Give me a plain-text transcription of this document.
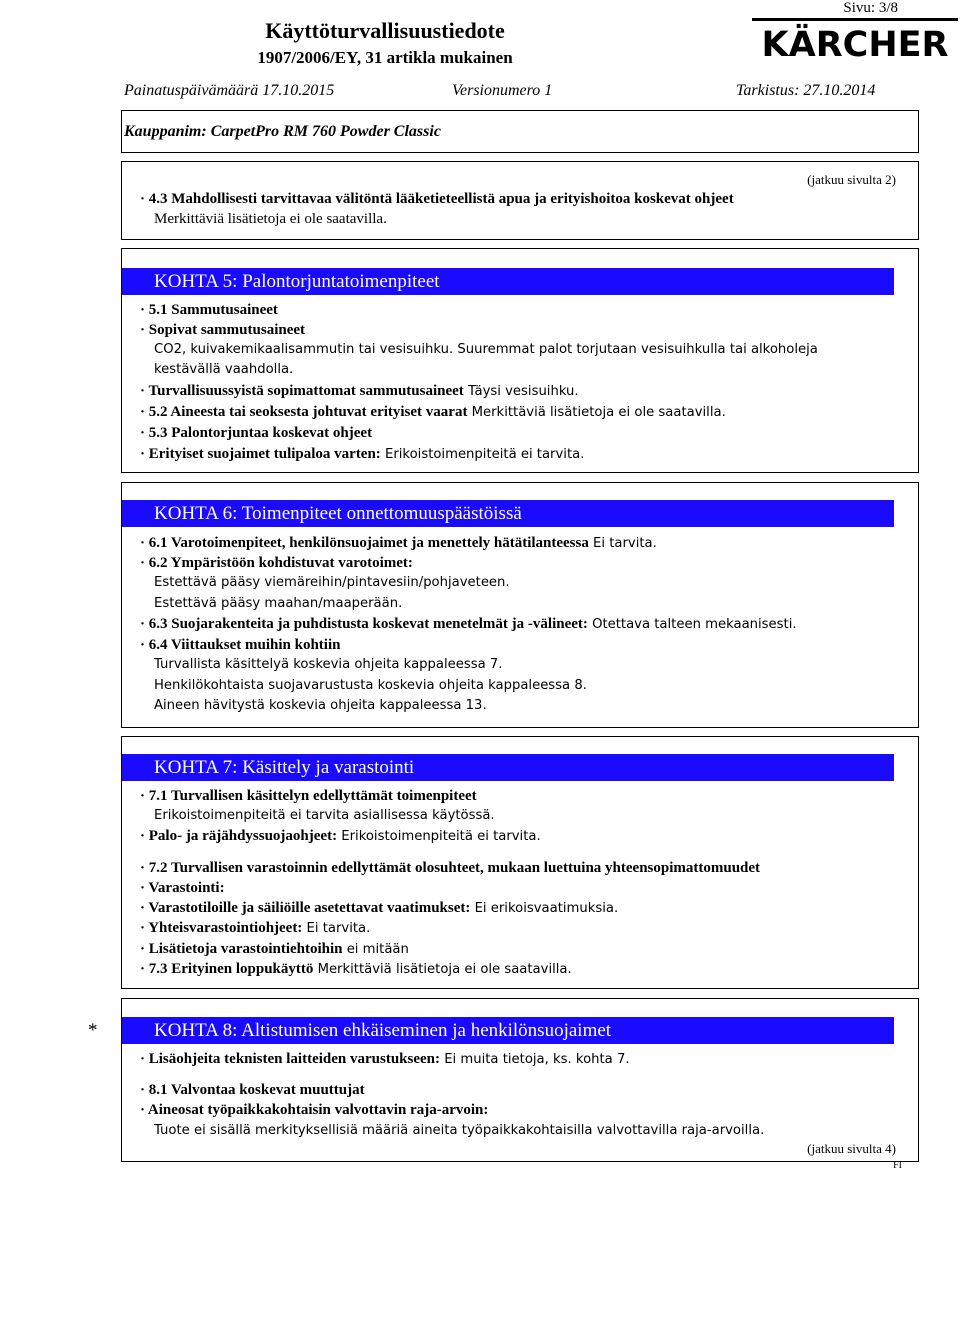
Sivu: 3/8
Käyttöturvallisuustiedote
1907/2006/EY, 31 artikla mukainen	KÄRCHER
Painatuspäivämäärä 17.10.2015	Versionumero 1	Tarkistus: 27.10.2014
Kauppanim: CarpetPro RM 760 Powder Classic
(jatkuu sivulta 2)
· 4.3 Mahdollisesti tarvittavaa välitöntä lääketieteellistä apua ja erityishoitoa koskevat ohjeet
Merkittäviä lisätietoja ei ole saatavilla.
KOHTA 5: Palontorjuntatoimenpiteet
· 5.1 Sammutusaineet
· Sopivat sammutusaineet
CO2, kuivakemikaalisammutin tai vesisuihku. Suuremmat palot torjutaan vesisuihkulla tai alkoholeja
kestävällä vaahdolla.
· Turvallisuussyistä sopimattomat sammutusaineet Täysi vesisuihku.
· 5.2 Aineesta tai seoksesta johtuvat erityiset vaarat Merkittäviä lisätietoja ei ole saatavilla.
· 5.3 Palontorjuntaa koskevat ohjeet
· Erityiset suojaimet tulipaloa varten: Erikoistoimenpiteitä ei tarvita.
KOHTA 6: Toimenpiteet onnettomuuspäästöissä
· 6.1 Varotoimenpiteet, henkilönsuojaimet ja menettely hätätilanteessa Ei tarvita.
· 6.2 Ympäristöön kohdistuvat varotoimet:
Estettävä pääsy viemäreihin/pintavesiin/pohjaveteen.
Estettävä pääsy maahan/maaperään.
· 6.3 Suojarakenteita ja puhdistusta koskevat menetelmät ja -välineet: Otettava talteen mekaanisesti.
· 6.4 Viittaukset muihin kohtiin
Turvallista käsittelyä koskevia ohjeita kappaleessa 7.
Henkilökohtaista suojavarustusta koskevia ohjeita kappaleessa 8.
Aineen hävitystä koskevia ohjeita kappaleessa 13.
KOHTA 7: Käsittely ja varastointi
· 7.1 Turvallisen käsittelyn edellyttämät toimenpiteet
Erikoistoimenpiteitä ei tarvita asiallisessa käytössä.
· Palo- ja räjähdyssuojaohjeet: Erikoistoimenpiteitä ei tarvita.
· 7.2 Turvallisen varastoinnin edellyttämät olosuhteet, mukaan luettuina yhteensopimattomuudet
· Varastointi:
· Varastotiloille ja säiliöille asetettavat vaatimukset: Ei erikoisvaatimuksia.
· Yhteisvarastointiohjeet: Ei tarvita.
· Lisätietoja varastointiehtoihin ei mitään
· 7.3 Erityinen loppukäyttö Merkittäviä lisätietoja ei ole saatavilla.
*	KOHTA 8: Altistumisen ehkäiseminen ja henkilönsuojaimet
· Lisäohjeita teknisten laitteiden varustukseen: Ei muita tietoja, ks. kohta 7.
· 8.1 Valvontaa koskevat muuttujat
· Aineosat työpaikkakohtaisin valvottavin raja-arvoin:
Tuote ei sisällä merkityksellisiä määriä aineita työpaikkakohtaisilla valvottavilla raja-arvoilla.
(jatkuu sivulta 4)
FI
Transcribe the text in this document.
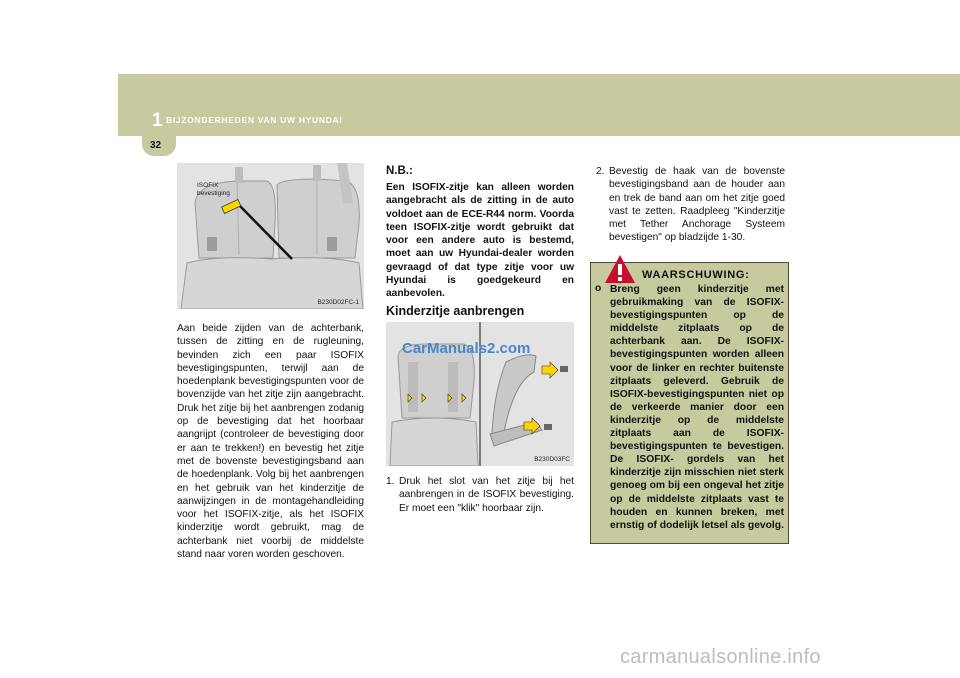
1 BIJZONDERHEDEN VAN UW HYUNDAI
32
ISOFIX
bevestiging
B230D02FC-1
Aan beide zijden van de achterbank, tussen de zitting en de rugleuning, bevinden zich een paar ISOFIX bevestigingspunten, terwijl aan de hoedenplank bevestigingspunten voor de bovenzijde van het zitje zijn aangebracht. Druk het zitje bij het aanbrengen zodanig op de bevestiging dat het hoorbaar aangrijpt (controleer de bevestiging door er aan te trekken!) en bevestig het zitje met de bovenste bevestigingsband aan de hoedenplank. Volg bij het aanbrengen en het gebruik van het kinderzitje de aanwijzingen in de montagehandleiding voor het ISOFIX-zitje, als het ISOFIX kinderzitje wordt gebruikt, mag de achterbank niet voorbij de middelste stand naar voren worden geschoven.
N.B.:
Een ISOFIX-zitje kan alleen worden aangebracht als de zitting in de auto voldoet aan de ECE-R44 norm. Voorda teen ISOFIX-zitje wordt gebruikt dat voor een andere auto is bestemd, moet aan uw Hyundai-dealer worden gevraagd of dat type zitje voor uw Hyundai is goedgekeurd en aanbevolen.
Kinderzitje aanbrengen
B230D03FC
CarManuals2.com
1. Druk het slot van het zitje bij het aanbrengen in de ISOFIX bevestiging. Er moet een "klik" hoorbaar zijn.
2. Bevestig de haak van de bovenste bevestigingsband aan de houder aan en trek de band aan om het zitje goed vast te zetten. Raadpleeg "Kinderzitje met Tether Anchorage Systeem bevestigen" op bladzijde 1-30.
WAARSCHUWING:
o Breng geen kinderzitje met gebruikmaking van de ISOFIX-bevestigingspunten op de middelste zitplaats op de achterbank aan. De ISOFIX-bevestigingspunten worden alleen voor de linker en rechter buitenste zitplaats geleverd. Gebruik de ISOFIX-bevestigingspunten niet op de verkeerde manier door een kinderzitje op de middelste zitplaats aan de ISOFIX-bevestigingspunten te bevestigen. De ISOFIX- gordels van het kinderzitje zijn misschien niet sterk genoeg om bij een ongeval het zitje op de middelste zitplaats vast te houden en kunnen breken, met ernstig of dodelijk letsel als gevolg.
carmanualsonline.info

**YOUR GOAL:**
Using the material above, retype each entry exactly and omit the pictures.

**THE OUTPUT:**
Give me a plain-text transcription of this document.
Sivu: 3/8
Käyttöturvallisuustiedote
1907/2006/EY, 31 artikla mukainen	KÄRCHER
Painatuspäivämäärä 17.10.2015	Versionumero 1	Tarkistus: 27.10.2014
Kauppanim: CarpetPro RM 760 Powder Classic
(jatkuu sivulta 2)
· 4.3 Mahdollisesti tarvittavaa välitöntä lääketieteellistä apua ja erityishoitoa koskevat ohjeet
Merkittäviä lisätietoja ei ole saatavilla.
KOHTA 5: Palontorjuntatoimenpiteet
· 5.1 Sammutusaineet
· Sopivat sammutusaineet
CO2, kuivakemikaalisammutin tai vesisuihku. Suuremmat palot torjutaan vesisuihkulla tai alkoholeja
kestävällä vaahdolla.
· Turvallisuussyistä sopimattomat sammutusaineet Täysi vesisuihku.
· 5.2 Aineesta tai seoksesta johtuvat erityiset vaarat Merkittäviä lisätietoja ei ole saatavilla.
· 5.3 Palontorjuntaa koskevat ohjeet
· Erityiset suojaimet tulipaloa varten: Erikoistoimenpiteitä ei tarvita.
KOHTA 6: Toimenpiteet onnettomuuspäästöissä
· 6.1 Varotoimenpiteet, henkilönsuojaimet ja menettely hätätilanteessa Ei tarvita.
· 6.2 Ympäristöön kohdistuvat varotoimet:
Estettävä pääsy viemäreihin/pintavesiin/pohjaveteen.
Estettävä pääsy maahan/maaperään.
· 6.3 Suojarakenteita ja puhdistusta koskevat menetelmät ja -välineet: Otettava talteen mekaanisesti.
· 6.4 Viittaukset muihin kohtiin
Turvallista käsittelyä koskevia ohjeita kappaleessa 7.
Henkilökohtaista suojavarustusta koskevia ohjeita kappaleessa 8.
Aineen hävitystä koskevia ohjeita kappaleessa 13.
KOHTA 7: Käsittely ja varastointi
· 7.1 Turvallisen käsittelyn edellyttämät toimenpiteet
Erikoistoimenpiteitä ei tarvita asiallisessa käytössä.
· Palo- ja räjähdyssuojaohjeet: Erikoistoimenpiteitä ei tarvita.
· 7.2 Turvallisen varastoinnin edellyttämät olosuhteet, mukaan luettuina yhteensopimattomuudet
· Varastointi:
· Varastotiloille ja säiliöille asetettavat vaatimukset: Ei erikoisvaatimuksia.
· Yhteisvarastointiohjeet: Ei tarvita.
· Lisätietoja varastointiehtoihin ei mitään
· 7.3 Erityinen loppukäyttö Merkittäviä lisätietoja ei ole saatavilla.
*	KOHTA 8: Altistumisen ehkäiseminen ja henkilönsuojaimet
· Lisäohjeita teknisten laitteiden varustukseen: Ei muita tietoja, ks. kohta 7.
· 8.1 Valvontaa koskevat muuttujat
· Aineosat työpaikkakohtaisin valvottavin raja-arvoin:
Tuote ei sisällä merkityksellisiä määriä aineita työpaikkakohtaisilla valvottavilla raja-arvoilla.
(jatkuu sivulta 4)
FI
Transcribe the text in this document.
1 BIJZONDERHEDEN VAN UW HYUNDAI
32
ISOFIX
bevestiging
B230D02FC-1
Aan beide zijden van de achterbank, tussen de zitting en de rugleuning, bevinden zich een paar ISOFIX bevestigingspunten, terwijl aan de hoedenplank bevestigingspunten voor de bovenzijde van het zitje zijn aangebracht. Druk het zitje bij het aanbrengen zodanig op de bevestiging dat het hoorbaar aangrijpt (controleer de bevestiging door er aan te trekken!) en bevestig het zitje met de bovenste bevestigingsband aan de hoedenplank. Volg bij het aanbrengen en het gebruik van het kinderzitje de aanwijzingen in de montagehandleiding voor het ISOFIX-zitje, als het ISOFIX kinderzitje wordt gebruikt, mag de achterbank niet voorbij de middelste stand naar voren worden geschoven.
N.B.:
Een ISOFIX-zitje kan alleen worden aangebracht als de zitting in de auto voldoet aan de ECE-R44 norm. Voorda teen ISOFIX-zitje wordt gebruikt dat voor een andere auto is bestemd, moet aan uw Hyundai-dealer worden gevraagd of dat type zitje voor uw Hyundai is goedgekeurd en aanbevolen.
Kinderzitje aanbrengen
B230D03FC
CarManuals2.com
1. Druk het slot van het zitje bij het aanbrengen in de ISOFIX bevestiging. Er moet een "klik" hoorbaar zijn.
2. Bevestig de haak van de bovenste bevestigingsband aan de houder aan en trek de band aan om het zitje goed vast te zetten. Raadpleeg "Kinderzitje met Tether Anchorage Systeem bevestigen" op bladzijde 1-30.
WAARSCHUWING:
o Breng geen kinderzitje met gebruikmaking van de ISOFIX-bevestigingspunten op de middelste zitplaats op de achterbank aan. De ISOFIX-bevestigingspunten worden alleen voor de linker en rechter buitenste zitplaats geleverd. Gebruik de ISOFIX-bevestigingspunten niet op de verkeerde manier door een kinderzitje op de middelste zitplaats aan de ISOFIX-bevestigingspunten te bevestigen. De ISOFIX- gordels van het kinderzitje zijn misschien niet sterk genoeg om bij een ongeval het zitje op de middelste zitplaats vast te houden en kunnen breken, met ernstig of dodelijk letsel als gevolg.
carmanualsonline.info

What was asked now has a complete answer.